[Records about charts and figures]

**********

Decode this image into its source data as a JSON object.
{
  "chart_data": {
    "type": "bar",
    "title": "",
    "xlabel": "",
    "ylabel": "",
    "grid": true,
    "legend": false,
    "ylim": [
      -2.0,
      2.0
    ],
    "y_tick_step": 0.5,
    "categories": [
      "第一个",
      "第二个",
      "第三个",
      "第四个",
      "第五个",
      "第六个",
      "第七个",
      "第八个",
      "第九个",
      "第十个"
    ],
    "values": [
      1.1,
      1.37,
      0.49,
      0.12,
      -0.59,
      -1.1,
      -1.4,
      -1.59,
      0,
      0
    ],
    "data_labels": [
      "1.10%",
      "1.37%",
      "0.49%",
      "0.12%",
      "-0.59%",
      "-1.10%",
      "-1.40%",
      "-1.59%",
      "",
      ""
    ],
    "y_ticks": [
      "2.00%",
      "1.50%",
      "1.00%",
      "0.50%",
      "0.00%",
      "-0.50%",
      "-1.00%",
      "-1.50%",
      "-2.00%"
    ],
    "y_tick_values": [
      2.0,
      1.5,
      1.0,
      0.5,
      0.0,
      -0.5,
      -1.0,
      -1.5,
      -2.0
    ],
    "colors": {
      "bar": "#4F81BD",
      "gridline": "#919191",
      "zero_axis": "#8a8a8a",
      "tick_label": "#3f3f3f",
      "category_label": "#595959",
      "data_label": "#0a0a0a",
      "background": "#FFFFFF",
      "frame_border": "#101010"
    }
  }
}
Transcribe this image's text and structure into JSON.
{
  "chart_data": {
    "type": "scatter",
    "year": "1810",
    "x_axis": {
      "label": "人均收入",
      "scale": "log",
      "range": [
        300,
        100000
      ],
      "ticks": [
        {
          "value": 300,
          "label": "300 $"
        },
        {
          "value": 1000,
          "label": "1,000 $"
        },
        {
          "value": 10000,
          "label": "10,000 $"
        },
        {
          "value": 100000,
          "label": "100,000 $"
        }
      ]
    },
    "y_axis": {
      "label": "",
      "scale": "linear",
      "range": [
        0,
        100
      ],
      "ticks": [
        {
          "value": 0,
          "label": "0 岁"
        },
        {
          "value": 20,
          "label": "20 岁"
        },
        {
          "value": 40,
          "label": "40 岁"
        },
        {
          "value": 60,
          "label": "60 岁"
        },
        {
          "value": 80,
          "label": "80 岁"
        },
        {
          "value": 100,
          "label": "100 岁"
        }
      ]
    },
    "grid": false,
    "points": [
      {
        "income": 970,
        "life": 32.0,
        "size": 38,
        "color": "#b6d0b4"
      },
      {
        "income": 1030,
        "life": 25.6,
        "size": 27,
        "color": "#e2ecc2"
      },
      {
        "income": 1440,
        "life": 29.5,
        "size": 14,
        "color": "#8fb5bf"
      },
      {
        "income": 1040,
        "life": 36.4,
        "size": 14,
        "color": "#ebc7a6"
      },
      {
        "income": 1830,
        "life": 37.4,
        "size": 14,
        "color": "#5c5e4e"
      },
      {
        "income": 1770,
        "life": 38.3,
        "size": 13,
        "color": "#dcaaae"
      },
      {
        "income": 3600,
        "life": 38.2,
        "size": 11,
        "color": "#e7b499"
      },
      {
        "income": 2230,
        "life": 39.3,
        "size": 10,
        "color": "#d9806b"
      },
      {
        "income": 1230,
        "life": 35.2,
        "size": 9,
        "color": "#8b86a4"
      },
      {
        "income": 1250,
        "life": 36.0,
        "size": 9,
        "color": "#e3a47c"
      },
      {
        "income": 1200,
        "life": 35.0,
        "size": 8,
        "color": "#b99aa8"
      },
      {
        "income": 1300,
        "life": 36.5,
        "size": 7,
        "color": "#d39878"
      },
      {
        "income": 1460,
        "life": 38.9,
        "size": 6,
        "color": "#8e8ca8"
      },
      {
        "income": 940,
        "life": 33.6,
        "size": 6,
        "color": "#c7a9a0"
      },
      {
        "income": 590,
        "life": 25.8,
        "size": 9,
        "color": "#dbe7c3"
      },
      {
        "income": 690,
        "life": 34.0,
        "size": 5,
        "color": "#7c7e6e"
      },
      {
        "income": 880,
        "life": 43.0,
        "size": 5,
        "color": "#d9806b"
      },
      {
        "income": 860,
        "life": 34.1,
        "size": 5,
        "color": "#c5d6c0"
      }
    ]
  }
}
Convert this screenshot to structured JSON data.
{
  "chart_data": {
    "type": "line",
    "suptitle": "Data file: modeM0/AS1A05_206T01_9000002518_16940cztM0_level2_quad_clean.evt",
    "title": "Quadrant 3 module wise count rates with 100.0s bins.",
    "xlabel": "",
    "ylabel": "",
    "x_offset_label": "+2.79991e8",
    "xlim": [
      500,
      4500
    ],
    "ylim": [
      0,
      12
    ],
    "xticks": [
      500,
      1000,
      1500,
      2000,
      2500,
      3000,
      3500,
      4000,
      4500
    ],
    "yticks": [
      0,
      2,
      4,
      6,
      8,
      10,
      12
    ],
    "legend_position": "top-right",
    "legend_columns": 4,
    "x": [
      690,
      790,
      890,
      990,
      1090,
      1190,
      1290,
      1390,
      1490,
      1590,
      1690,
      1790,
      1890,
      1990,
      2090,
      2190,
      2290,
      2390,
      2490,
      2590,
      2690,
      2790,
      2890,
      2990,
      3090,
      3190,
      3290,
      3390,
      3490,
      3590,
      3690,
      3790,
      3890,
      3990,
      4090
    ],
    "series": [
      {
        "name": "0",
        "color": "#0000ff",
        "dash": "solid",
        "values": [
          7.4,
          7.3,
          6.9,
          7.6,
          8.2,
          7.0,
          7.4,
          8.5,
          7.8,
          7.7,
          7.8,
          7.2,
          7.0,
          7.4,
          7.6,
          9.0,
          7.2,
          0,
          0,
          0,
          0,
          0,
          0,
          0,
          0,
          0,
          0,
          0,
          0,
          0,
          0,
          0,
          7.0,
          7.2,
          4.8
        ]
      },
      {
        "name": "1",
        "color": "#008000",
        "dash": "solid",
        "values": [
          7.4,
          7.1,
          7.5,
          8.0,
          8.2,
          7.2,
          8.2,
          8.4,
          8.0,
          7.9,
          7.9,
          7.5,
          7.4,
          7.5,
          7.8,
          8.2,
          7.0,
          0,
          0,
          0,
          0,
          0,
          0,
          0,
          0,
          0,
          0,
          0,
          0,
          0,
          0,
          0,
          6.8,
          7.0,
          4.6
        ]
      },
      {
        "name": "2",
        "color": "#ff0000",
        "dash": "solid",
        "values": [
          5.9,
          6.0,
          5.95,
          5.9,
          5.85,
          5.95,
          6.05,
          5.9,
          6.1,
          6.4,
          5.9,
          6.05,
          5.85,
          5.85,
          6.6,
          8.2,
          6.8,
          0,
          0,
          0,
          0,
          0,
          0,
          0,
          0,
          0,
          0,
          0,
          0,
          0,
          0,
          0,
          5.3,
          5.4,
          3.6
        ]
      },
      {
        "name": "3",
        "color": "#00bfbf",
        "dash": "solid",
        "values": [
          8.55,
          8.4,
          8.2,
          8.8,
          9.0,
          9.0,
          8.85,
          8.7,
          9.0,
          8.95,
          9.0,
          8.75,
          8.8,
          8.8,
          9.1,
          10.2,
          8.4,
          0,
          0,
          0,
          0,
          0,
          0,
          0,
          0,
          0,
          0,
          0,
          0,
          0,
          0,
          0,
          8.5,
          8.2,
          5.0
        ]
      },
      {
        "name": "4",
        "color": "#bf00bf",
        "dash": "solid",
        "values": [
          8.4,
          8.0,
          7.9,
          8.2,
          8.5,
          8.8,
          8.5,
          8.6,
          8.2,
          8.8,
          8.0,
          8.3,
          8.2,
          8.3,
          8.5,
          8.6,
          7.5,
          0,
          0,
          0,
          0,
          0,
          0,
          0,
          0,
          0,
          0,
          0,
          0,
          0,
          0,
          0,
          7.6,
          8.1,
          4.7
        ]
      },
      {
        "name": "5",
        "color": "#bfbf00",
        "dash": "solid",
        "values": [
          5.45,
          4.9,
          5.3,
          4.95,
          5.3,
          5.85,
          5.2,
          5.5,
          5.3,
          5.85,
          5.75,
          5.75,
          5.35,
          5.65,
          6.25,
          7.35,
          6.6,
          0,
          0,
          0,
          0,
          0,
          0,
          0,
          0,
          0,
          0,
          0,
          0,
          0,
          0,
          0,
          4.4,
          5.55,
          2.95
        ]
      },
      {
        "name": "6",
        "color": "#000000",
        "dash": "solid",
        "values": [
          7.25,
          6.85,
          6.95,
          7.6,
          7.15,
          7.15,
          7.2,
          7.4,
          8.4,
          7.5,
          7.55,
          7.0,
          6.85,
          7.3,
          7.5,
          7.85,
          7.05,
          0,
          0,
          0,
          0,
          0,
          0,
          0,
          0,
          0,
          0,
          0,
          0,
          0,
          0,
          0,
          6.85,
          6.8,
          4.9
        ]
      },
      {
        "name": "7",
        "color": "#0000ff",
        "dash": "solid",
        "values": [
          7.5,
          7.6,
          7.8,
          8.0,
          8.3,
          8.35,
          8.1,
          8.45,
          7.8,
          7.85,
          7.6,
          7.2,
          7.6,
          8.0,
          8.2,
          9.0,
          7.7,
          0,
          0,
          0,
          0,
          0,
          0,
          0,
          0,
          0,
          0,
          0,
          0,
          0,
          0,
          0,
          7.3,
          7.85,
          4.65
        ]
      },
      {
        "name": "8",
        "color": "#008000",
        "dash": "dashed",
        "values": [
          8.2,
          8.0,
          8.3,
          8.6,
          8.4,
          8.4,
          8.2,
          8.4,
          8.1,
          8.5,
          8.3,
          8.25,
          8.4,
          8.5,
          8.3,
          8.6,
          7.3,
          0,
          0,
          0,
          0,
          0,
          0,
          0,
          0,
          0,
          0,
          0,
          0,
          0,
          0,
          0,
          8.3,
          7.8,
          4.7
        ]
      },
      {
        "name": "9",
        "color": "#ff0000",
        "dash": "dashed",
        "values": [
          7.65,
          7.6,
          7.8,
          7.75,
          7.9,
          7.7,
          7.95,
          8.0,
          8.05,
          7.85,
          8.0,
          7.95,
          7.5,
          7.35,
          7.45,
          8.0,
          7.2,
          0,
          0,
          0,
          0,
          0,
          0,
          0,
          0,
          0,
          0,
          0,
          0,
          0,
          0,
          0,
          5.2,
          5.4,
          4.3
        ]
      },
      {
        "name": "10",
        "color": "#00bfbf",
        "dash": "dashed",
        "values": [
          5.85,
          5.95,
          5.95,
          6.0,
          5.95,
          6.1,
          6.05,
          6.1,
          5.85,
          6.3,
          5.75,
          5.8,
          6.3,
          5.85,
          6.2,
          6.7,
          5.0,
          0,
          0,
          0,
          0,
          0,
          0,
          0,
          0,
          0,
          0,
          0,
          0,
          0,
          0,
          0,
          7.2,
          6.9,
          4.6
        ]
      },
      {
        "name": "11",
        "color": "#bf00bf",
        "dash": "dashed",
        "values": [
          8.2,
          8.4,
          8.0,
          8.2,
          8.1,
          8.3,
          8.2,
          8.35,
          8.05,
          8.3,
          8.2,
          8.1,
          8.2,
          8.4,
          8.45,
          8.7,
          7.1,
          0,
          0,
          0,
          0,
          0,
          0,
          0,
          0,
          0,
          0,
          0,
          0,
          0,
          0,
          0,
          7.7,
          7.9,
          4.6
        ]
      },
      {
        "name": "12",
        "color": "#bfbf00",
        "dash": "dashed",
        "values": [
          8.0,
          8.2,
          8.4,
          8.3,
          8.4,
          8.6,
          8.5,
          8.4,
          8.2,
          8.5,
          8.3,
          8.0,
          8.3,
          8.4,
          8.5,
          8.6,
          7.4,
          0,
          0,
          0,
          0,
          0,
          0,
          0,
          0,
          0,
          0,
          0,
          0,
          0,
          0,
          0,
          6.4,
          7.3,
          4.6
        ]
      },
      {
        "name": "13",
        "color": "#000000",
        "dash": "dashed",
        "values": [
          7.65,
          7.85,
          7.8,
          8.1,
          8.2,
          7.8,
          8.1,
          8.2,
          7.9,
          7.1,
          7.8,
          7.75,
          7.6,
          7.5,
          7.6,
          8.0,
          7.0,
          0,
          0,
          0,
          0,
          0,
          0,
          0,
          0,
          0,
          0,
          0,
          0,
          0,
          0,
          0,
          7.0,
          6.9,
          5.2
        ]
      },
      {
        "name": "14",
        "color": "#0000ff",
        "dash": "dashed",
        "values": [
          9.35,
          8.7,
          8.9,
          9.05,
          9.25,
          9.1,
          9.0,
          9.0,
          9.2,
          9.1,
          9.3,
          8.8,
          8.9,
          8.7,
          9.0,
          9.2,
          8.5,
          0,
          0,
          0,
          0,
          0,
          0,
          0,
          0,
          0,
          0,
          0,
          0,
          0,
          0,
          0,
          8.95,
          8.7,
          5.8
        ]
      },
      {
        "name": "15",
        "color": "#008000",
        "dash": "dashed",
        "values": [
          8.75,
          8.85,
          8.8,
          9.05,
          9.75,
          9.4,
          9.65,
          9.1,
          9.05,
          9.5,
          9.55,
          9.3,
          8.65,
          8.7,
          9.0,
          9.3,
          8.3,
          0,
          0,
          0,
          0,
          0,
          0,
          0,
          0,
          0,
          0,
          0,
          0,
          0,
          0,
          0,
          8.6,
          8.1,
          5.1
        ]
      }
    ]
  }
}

**********

[WHAT THIS TASK INVOLVES]
List all lines above in which the string "into" appears.

[WRITTEN ANSWER]
Decode this image into its source data as a JSON object.
Transcribe this image's text and structure into JSON.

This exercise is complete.